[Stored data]
_____

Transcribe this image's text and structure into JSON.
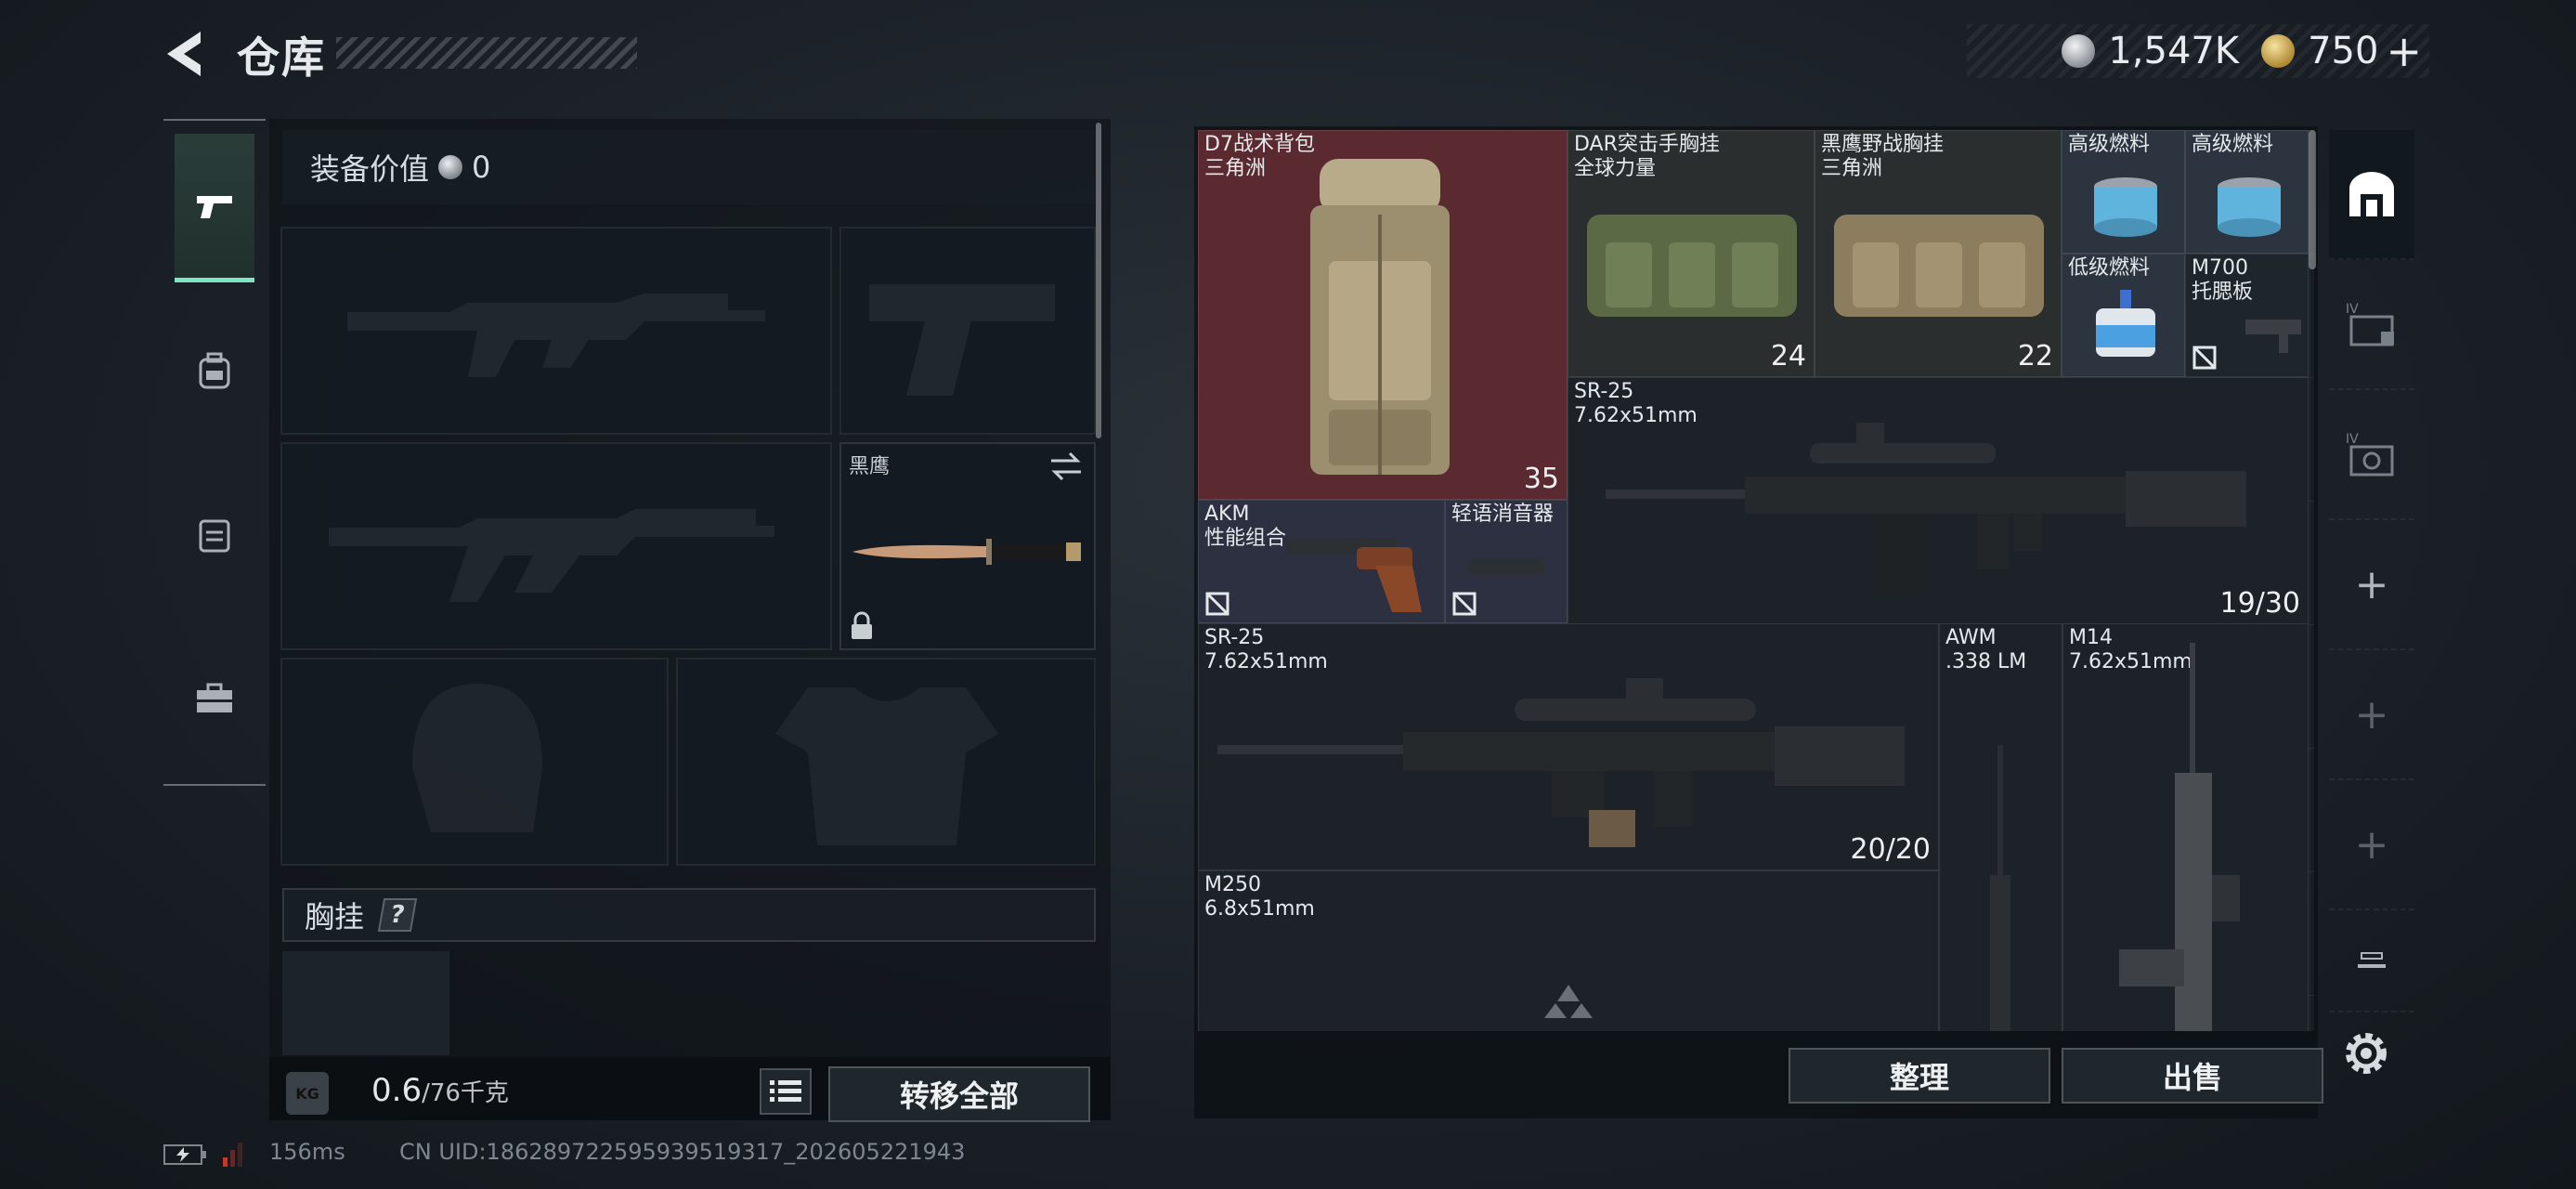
{
  "header": {
    "title": "仓库",
    "currency_silver": "1,547K",
    "currency_gold": "750",
    "currency_plus": "+"
  },
  "left_nav": {
    "items": [
      {
        "name": "weapons",
        "icon": "pistol-icon",
        "active": true
      },
      {
        "name": "armor",
        "icon": "backpack-icon",
        "active": false
      },
      {
        "name": "bags",
        "icon": "bag-icon",
        "active": false
      },
      {
        "name": "medkit",
        "icon": "toolbox-icon",
        "active": false
      }
    ]
  },
  "loadout": {
    "equip_value_label": "装备价值",
    "equip_value": "0",
    "knife_label": "黑鹰",
    "chest_rig_label": "胸挂",
    "help": "?",
    "weight_current": "0.6",
    "weight_max": "/76千克",
    "kg_badge": "KG",
    "transfer_all": "转移全部"
  },
  "stash": {
    "items": [
      {
        "name": "D7战术背包",
        "sub": "三角洲",
        "count": "35"
      },
      {
        "name": "DAR突击手胸挂",
        "sub": "全球力量",
        "count": "24"
      },
      {
        "name": "黑鹰野战胸挂",
        "sub": "三角洲",
        "count": "22"
      },
      {
        "name": "高级燃料",
        "sub": ""
      },
      {
        "name": "高级燃料",
        "sub": ""
      },
      {
        "name": "低级燃料",
        "sub": ""
      },
      {
        "name": "M700",
        "sub": "托腮板"
      },
      {
        "name": "SR-25",
        "sub": "7.62x51mm",
        "count": "19/30"
      },
      {
        "name": "AKM",
        "sub": "性能组合"
      },
      {
        "name": "轻语消音器",
        "sub": ""
      },
      {
        "name": "SR-25",
        "sub": "7.62x51mm",
        "count": "20/20"
      },
      {
        "name": "AWM",
        "sub": ".338 LM"
      },
      {
        "name": "M14",
        "sub": "7.62x51mm"
      },
      {
        "name": "M250",
        "sub": "6.8x51mm"
      }
    ],
    "organize": "整理",
    "sell": "出售"
  },
  "right_tabs": {
    "tabs": [
      {
        "icon": "stash-home-icon",
        "active": true
      },
      {
        "icon": "container-iv-icon"
      },
      {
        "icon": "container-iv-2-icon"
      },
      {
        "icon": "plus-icon"
      },
      {
        "icon": "plus-dim-icon"
      },
      {
        "icon": "plus-dim-icon"
      },
      {
        "icon": "tray-icon"
      }
    ],
    "plus": "+"
  },
  "status": {
    "ping": "156ms",
    "uid": "CN UID:18628972259593951931​7_202605221943"
  },
  "colors": {
    "accent": "#7fe6c4",
    "backpack_bg": "#5a2a30",
    "chest_bg": "#2a2e2f",
    "fuel_bg": "#2c3440"
  }
}
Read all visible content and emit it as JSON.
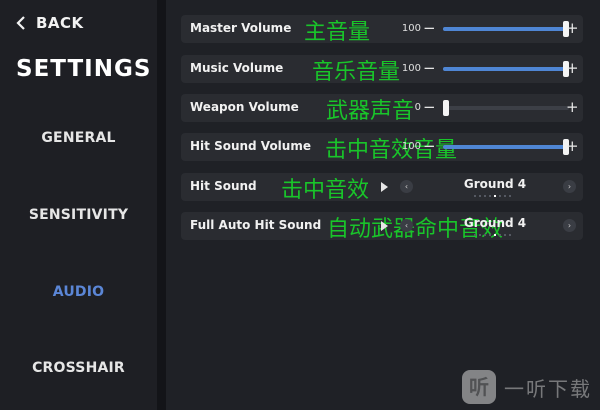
{
  "sidebar": {
    "back_label": "BACK",
    "title": "SETTINGS",
    "items": [
      {
        "label": "GENERAL"
      },
      {
        "label": "SENSITIVITY"
      },
      {
        "label": "AUDIO",
        "active": true
      },
      {
        "label": "CROSSHAIR"
      }
    ]
  },
  "rows": {
    "master_volume": {
      "label": "Master Volume",
      "overlay": "主音量",
      "value": "100",
      "level": 1.0
    },
    "music_volume": {
      "label": "Music Volume",
      "overlay": "音乐音量",
      "value": "100",
      "level": 1.0
    },
    "weapon_volume": {
      "label": "Weapon Volume",
      "overlay": "武器声音",
      "value": "0",
      "level": 0.0
    },
    "hit_sound_volume": {
      "label": "Hit Sound Volume",
      "overlay": "击中音效音量",
      "value": "100",
      "level": 1.0
    },
    "hit_sound": {
      "label": "Hit Sound",
      "overlay": "击中音效",
      "selected": "Ground 4",
      "option_index": 4,
      "option_count": 8
    },
    "full_auto_hit_sound": {
      "label": "Full Auto Hit Sound",
      "overlay": "自动武器命中音效",
      "selected": "Ground 4",
      "option_index": 4,
      "option_count": 8
    }
  },
  "controls": {
    "minus": "−",
    "plus": "+",
    "prev": "‹",
    "next": "›"
  },
  "watermark": {
    "badge": "听",
    "text": "一听下载"
  },
  "colors": {
    "accent": "#4f86d4",
    "active_nav": "#5b86d6",
    "overlay_text": "#19c52a"
  }
}
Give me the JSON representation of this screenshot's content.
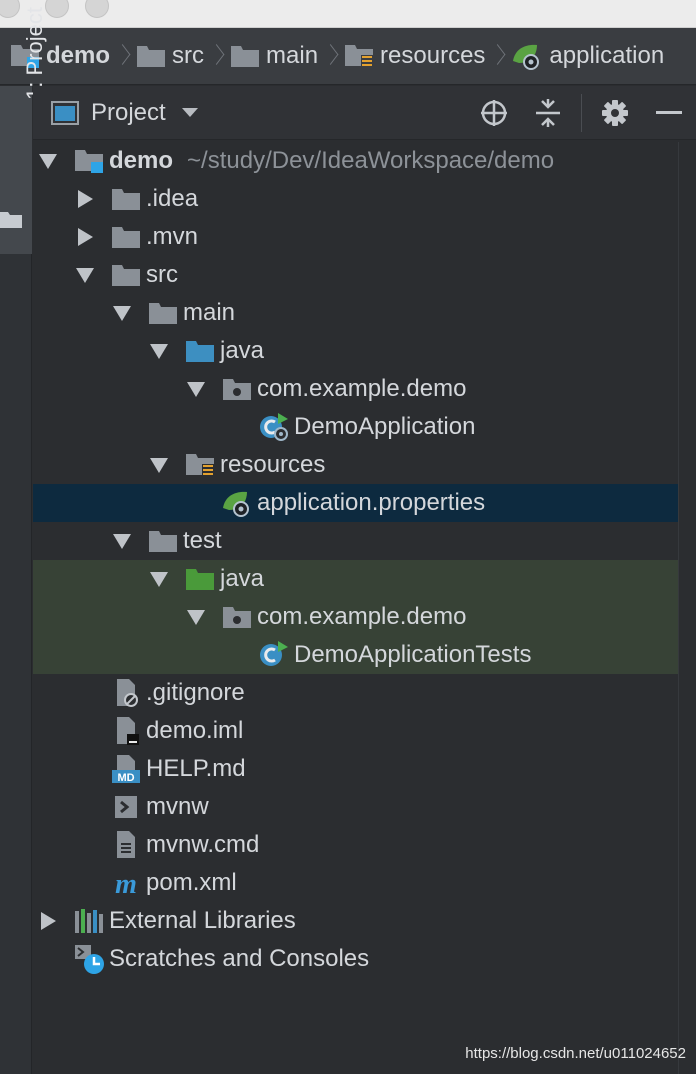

_____

WORK TO COMPLETE ->
Leave out every picture, and write out exactly the lines from the one bearing "Read all visible content and emit it as JSON." through the final line.

CORRECT ANSWER ->
Read all visible content and emit it as JSON.
{
  "sidebar": {
    "back_label": "BACK",
    "title": "SETTINGS",
    "items": [
      {
        "label": "GENERAL"
      },
      {
        "label": "SENSITIVITY"
      },
      {
        "label": "AUDIO",
        "active": true
      },
      {
        "label": "CROSSHAIR"
      }
    ]
  },
  "rows": {
    "master_volume": {
      "label": "Master Volume",
      "overlay": "主音量",
      "value": "100",
      "level": 1.0
    },
    "music_volume": {
      "label": "Music Volume",
      "overlay": "音乐音量",
      "value": "100",
      "level": 1.0
    },
    "weapon_volume": {
      "label": "Weapon Volume",
      "overlay": "武器声音",
      "value": "0",
      "level": 0.0
    },
    "hit_sound_volume": {
      "label": "Hit Sound Volume",
      "overlay": "击中音效音量",
      "value": "100",
      "level": 1.0
    },
    "hit_sound": {
      "label": "Hit Sound",
      "overlay": "击中音效",
      "selected": "Ground 4",
      "option_index": 4,
      "option_count": 8
    },
    "full_auto_hit_sound": {
      "label": "Full Auto Hit Sound",
      "overlay": "自动武器命中音效",
      "selected": "Ground 4",
      "option_index": 4,
      "option_count": 8
    }
  },
  "controls": {
    "minus": "−",
    "plus": "+",
    "prev": "‹",
    "next": "›"
  },
  "watermark": {
    "badge": "听",
    "text": "一听下载"
  },
  "colors": {
    "accent": "#4f86d4",
    "active_nav": "#5b86d6",
    "overlay_text": "#19c52a"
  }
}
Give me the JSON representation of this screenshot's content.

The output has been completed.